* **Problem description**:
Please reproduce every row below word for word, leaving out the pictures.

* **Working data**:
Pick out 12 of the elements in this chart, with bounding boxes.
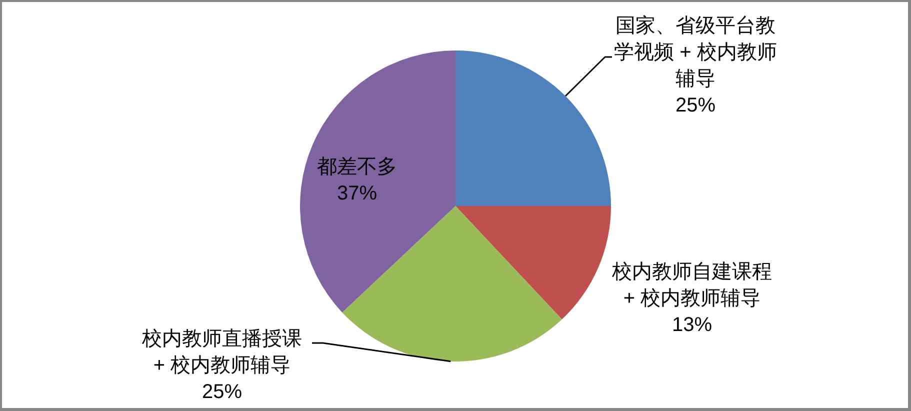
- pie-slice: [456, 206, 611, 320]
- slice-label: 校内教师自建课程 + 校内教师辅导: [611, 261, 772, 310]
- pie-slice: [342, 206, 562, 362]
- slice-label: 校内教师直播授课 + 校内教师辅导: [141, 328, 302, 376]
- slice-label: 国家、省级平台教学视频 + 校内教师辅导: [614, 15, 777, 90]
- pie-slice: [456, 50, 611, 206]
- slice-label: 都差不多: [317, 156, 397, 178]
- data-label: 13%: [672, 314, 712, 336]
- pie-slice: [300, 50, 456, 312]
- data-label: 37%: [336, 182, 378, 204]
- data-label: 25%: [675, 94, 716, 116]
- data-label: 25%: [202, 381, 242, 403]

* **Response**:
Pick out 12 of the elements in this chart, with bounding boxes.
- pie-slice: [456, 206, 611, 320]
- slice-label: 校内教师自建课程 + 校内教师辅导: [611, 261, 772, 310]
- pie-slice: [342, 206, 562, 362]
- slice-label: 校内教师直播授课 + 校内教师辅导: [141, 328, 302, 376]
- slice-label: 国家、省级平台教学视频 + 校内教师辅导: [614, 15, 777, 90]
- pie-slice: [456, 50, 611, 206]
- slice-label: 都差不多: [317, 156, 397, 178]
- data-label: 13%: [672, 314, 712, 336]
- pie-slice: [300, 50, 456, 312]
- data-label: 37%: [336, 182, 378, 204]
- data-label: 25%: [675, 94, 716, 116]
- data-label: 25%: [202, 381, 242, 403]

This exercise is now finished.